## start Supplied data

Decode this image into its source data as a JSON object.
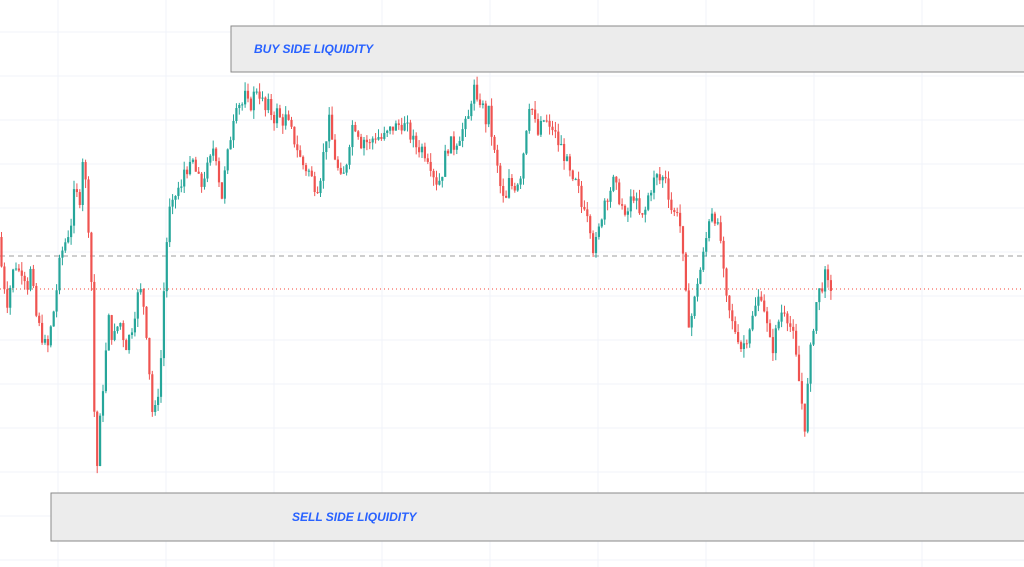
{
  "chart_data": {
    "type": "candlestick",
    "title": "",
    "xlabel": "",
    "ylabel": "",
    "ylim": [
      0,
      567
    ],
    "grid": true,
    "colors": {
      "up": "#26a69a",
      "down": "#ef5350",
      "grid": "#f0f3fa",
      "zone_fill": "#ececec",
      "zone_border": "#8a8a8a",
      "zone_text": "#2962ff",
      "dashed_level": "#9e9e9e",
      "dotted_level": "#f44336"
    },
    "zones": [
      {
        "label": "BUY SIDE LIQUIDITY",
        "top": 541,
        "bottom": 495,
        "x_start": 231
      },
      {
        "label": "SELL SIDE LIQUIDITY",
        "top": 74,
        "bottom": 26,
        "x_start": 51
      }
    ],
    "levels": [
      {
        "style": "dashed",
        "value": 311
      },
      {
        "style": "dotted",
        "value": 278
      }
    ],
    "path": [
      [
        0,
        330
      ],
      [
        6,
        290
      ],
      [
        10,
        265
      ],
      [
        14,
        285
      ],
      [
        18,
        305
      ],
      [
        22,
        295
      ],
      [
        26,
        300
      ],
      [
        30,
        280
      ],
      [
        34,
        298
      ],
      [
        38,
        255
      ],
      [
        42,
        240
      ],
      [
        46,
        228
      ],
      [
        50,
        215
      ],
      [
        54,
        240
      ],
      [
        58,
        265
      ],
      [
        62,
        300
      ],
      [
        66,
        320
      ],
      [
        70,
        330
      ],
      [
        74,
        345
      ],
      [
        78,
        380
      ],
      [
        82,
        360
      ],
      [
        86,
        415
      ],
      [
        90,
        365
      ],
      [
        94,
        300
      ],
      [
        97,
        160
      ],
      [
        100,
        100
      ],
      [
        104,
        160
      ],
      [
        108,
        205
      ],
      [
        112,
        250
      ],
      [
        116,
        225
      ],
      [
        120,
        240
      ],
      [
        124,
        245
      ],
      [
        128,
        220
      ],
      [
        132,
        230
      ],
      [
        136,
        245
      ],
      [
        140,
        270
      ],
      [
        144,
        275
      ],
      [
        148,
        255
      ],
      [
        152,
        200
      ],
      [
        156,
        145
      ],
      [
        160,
        165
      ],
      [
        164,
        210
      ],
      [
        168,
        305
      ],
      [
        172,
        355
      ],
      [
        176,
        360
      ],
      [
        180,
        380
      ],
      [
        184,
        375
      ],
      [
        188,
        405
      ],
      [
        192,
        395
      ],
      [
        196,
        405
      ],
      [
        200,
        390
      ],
      [
        204,
        380
      ],
      [
        208,
        395
      ],
      [
        212,
        400
      ],
      [
        216,
        420
      ],
      [
        220,
        410
      ],
      [
        224,
        365
      ],
      [
        228,
        395
      ],
      [
        232,
        420
      ],
      [
        236,
        450
      ],
      [
        240,
        470
      ],
      [
        244,
        460
      ],
      [
        248,
        470
      ],
      [
        252,
        458
      ],
      [
        256,
        470
      ],
      [
        260,
        480
      ],
      [
        264,
        470
      ],
      [
        268,
        455
      ],
      [
        272,
        462
      ],
      [
        276,
        448
      ],
      [
        280,
        455
      ],
      [
        284,
        445
      ],
      [
        288,
        450
      ],
      [
        292,
        440
      ],
      [
        296,
        430
      ],
      [
        300,
        420
      ],
      [
        304,
        405
      ],
      [
        308,
        400
      ],
      [
        312,
        395
      ],
      [
        316,
        385
      ],
      [
        320,
        380
      ],
      [
        324,
        395
      ],
      [
        328,
        425
      ],
      [
        332,
        445
      ],
      [
        336,
        420
      ],
      [
        340,
        400
      ],
      [
        344,
        385
      ],
      [
        348,
        395
      ],
      [
        352,
        425
      ],
      [
        356,
        445
      ],
      [
        360,
        440
      ],
      [
        364,
        425
      ],
      [
        368,
        430
      ],
      [
        372,
        420
      ],
      [
        376,
        430
      ],
      [
        380,
        432
      ],
      [
        384,
        428
      ],
      [
        388,
        430
      ],
      [
        392,
        435
      ],
      [
        396,
        440
      ],
      [
        400,
        440
      ],
      [
        404,
        445
      ],
      [
        408,
        440
      ],
      [
        412,
        435
      ],
      [
        416,
        425
      ],
      [
        420,
        420
      ],
      [
        424,
        420
      ],
      [
        428,
        415
      ],
      [
        432,
        410
      ],
      [
        436,
        395
      ],
      [
        440,
        385
      ],
      [
        444,
        390
      ],
      [
        448,
        410
      ],
      [
        452,
        425
      ],
      [
        456,
        420
      ],
      [
        460,
        428
      ],
      [
        464,
        435
      ],
      [
        468,
        440
      ],
      [
        472,
        450
      ],
      [
        476,
        485
      ],
      [
        480,
        460
      ],
      [
        484,
        470
      ],
      [
        488,
        445
      ],
      [
        492,
        455
      ],
      [
        496,
        420
      ],
      [
        500,
        400
      ],
      [
        504,
        375
      ],
      [
        508,
        360
      ],
      [
        512,
        385
      ],
      [
        516,
        380
      ],
      [
        520,
        385
      ],
      [
        524,
        395
      ],
      [
        528,
        430
      ],
      [
        532,
        465
      ],
      [
        536,
        455
      ],
      [
        540,
        430
      ],
      [
        544,
        440
      ],
      [
        548,
        450
      ],
      [
        552,
        435
      ],
      [
        556,
        440
      ],
      [
        560,
        425
      ],
      [
        564,
        420
      ],
      [
        568,
        410
      ],
      [
        572,
        395
      ],
      [
        576,
        380
      ],
      [
        580,
        385
      ],
      [
        584,
        360
      ],
      [
        588,
        365
      ],
      [
        592,
        350
      ],
      [
        596,
        320
      ],
      [
        600,
        325
      ],
      [
        604,
        350
      ],
      [
        608,
        370
      ],
      [
        612,
        375
      ],
      [
        616,
        385
      ],
      [
        620,
        375
      ],
      [
        624,
        365
      ],
      [
        628,
        345
      ],
      [
        632,
        360
      ],
      [
        636,
        375
      ],
      [
        640,
        360
      ],
      [
        644,
        345
      ],
      [
        648,
        355
      ],
      [
        652,
        375
      ],
      [
        656,
        385
      ],
      [
        660,
        390
      ],
      [
        664,
        385
      ],
      [
        668,
        395
      ],
      [
        672,
        370
      ],
      [
        676,
        350
      ],
      [
        680,
        360
      ],
      [
        684,
        335
      ],
      [
        688,
        275
      ],
      [
        692,
        245
      ],
      [
        696,
        255
      ],
      [
        700,
        285
      ],
      [
        704,
        300
      ],
      [
        708,
        320
      ],
      [
        712,
        350
      ],
      [
        716,
        360
      ],
      [
        720,
        340
      ],
      [
        724,
        325
      ],
      [
        728,
        270
      ],
      [
        732,
        255
      ],
      [
        736,
        240
      ],
      [
        740,
        235
      ],
      [
        744,
        220
      ],
      [
        748,
        225
      ],
      [
        752,
        240
      ],
      [
        756,
        250
      ],
      [
        760,
        265
      ],
      [
        764,
        275
      ],
      [
        768,
        255
      ],
      [
        772,
        225
      ],
      [
        776,
        220
      ],
      [
        780,
        240
      ],
      [
        784,
        255
      ],
      [
        788,
        260
      ],
      [
        792,
        245
      ],
      [
        796,
        230
      ],
      [
        800,
        200
      ],
      [
        804,
        170
      ],
      [
        808,
        140
      ],
      [
        812,
        200
      ],
      [
        816,
        240
      ],
      [
        820,
        270
      ],
      [
        824,
        280
      ],
      [
        828,
        290
      ],
      [
        831,
        280
      ]
    ]
  },
  "labels": {
    "buy_side": "BUY SIDE LIQUIDITY",
    "sell_side": "SELL SIDE LIQUIDITY"
  }
}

## end Supplied data

# Exercise brief:
Copy all lines of the listing above that contain the string "SIDE".

# Answer below:
        "label": "BUY SIDE LIQUIDITY",
        "label": "SELL SIDE LIQUIDITY",
    "buy_side": "BUY SIDE LIQUIDITY",
    "sell_side": "SELL SIDE LIQUIDITY"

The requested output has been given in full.